• _WHAT IS REQUIRED_
Repeat the material below word for word and leave out all pictures.
— start of SUPPLIED RECORDS —
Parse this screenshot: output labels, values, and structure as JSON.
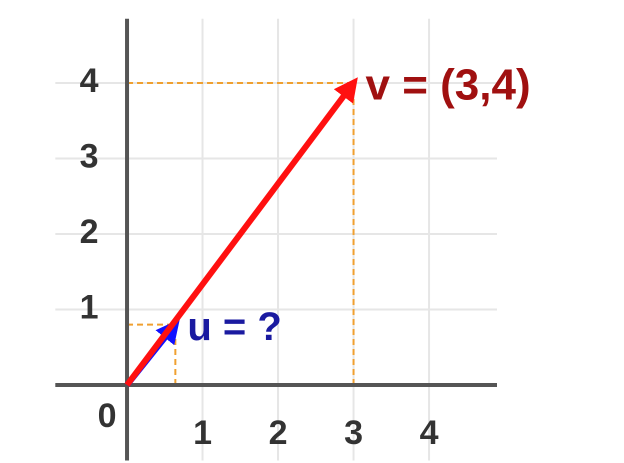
{
  "chart_data": {
    "type": "vector",
    "xlim": [
      -0.95,
      4.9
    ],
    "ylim": [
      -1,
      4.85
    ],
    "xticks": [
      1,
      2,
      3,
      4
    ],
    "yticks": [
      1,
      2,
      3,
      4
    ],
    "origin_tick": 0,
    "grid": true,
    "guides": true,
    "series": [
      {
        "label": "u = ?",
        "color": "#1a1aa0",
        "arrow_color": "#1010ff",
        "x": [
          0,
          0.64
        ],
        "y": [
          0,
          0.8
        ]
      },
      {
        "label": "v = (3,4)",
        "color": "#a01010",
        "arrow_color": "#ff1010",
        "x": [
          0,
          3
        ],
        "y": [
          0,
          4
        ]
      }
    ]
  }
}
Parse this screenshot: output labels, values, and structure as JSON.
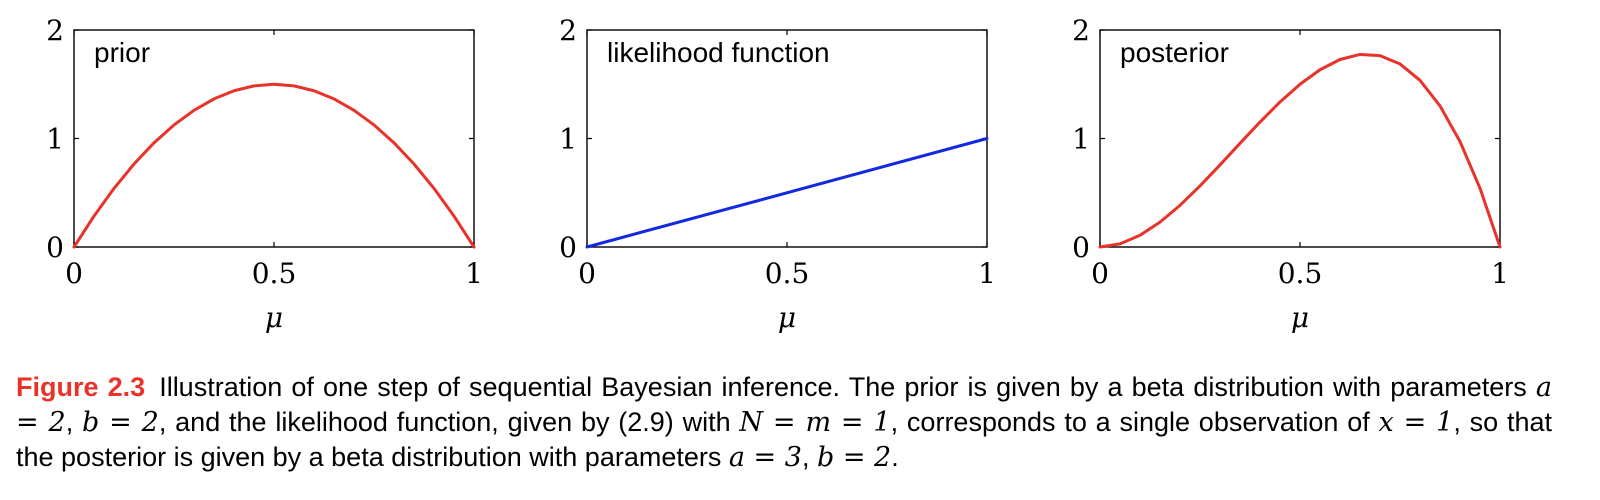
— end of SUPPLIED RECORDS —
• _WRITTEN RESPONSE_
Parse this screenshot: output labels, values, and structure as JSON.
{
  "chart_data": {
    "type": "vector",
    "xlim": [
      -0.95,
      4.9
    ],
    "ylim": [
      -1,
      4.85
    ],
    "xticks": [
      1,
      2,
      3,
      4
    ],
    "yticks": [
      1,
      2,
      3,
      4
    ],
    "origin_tick": 0,
    "grid": true,
    "guides": true,
    "series": [
      {
        "label": "u = ?",
        "color": "#1a1aa0",
        "arrow_color": "#1010ff",
        "x": [
          0,
          0.64
        ],
        "y": [
          0,
          0.8
        ]
      },
      {
        "label": "v = (3,4)",
        "color": "#a01010",
        "arrow_color": "#ff1010",
        "x": [
          0,
          3
        ],
        "y": [
          0,
          4
        ]
      }
    ]
  }
}
Parse this screenshot: output labels, values, and structure as JSON.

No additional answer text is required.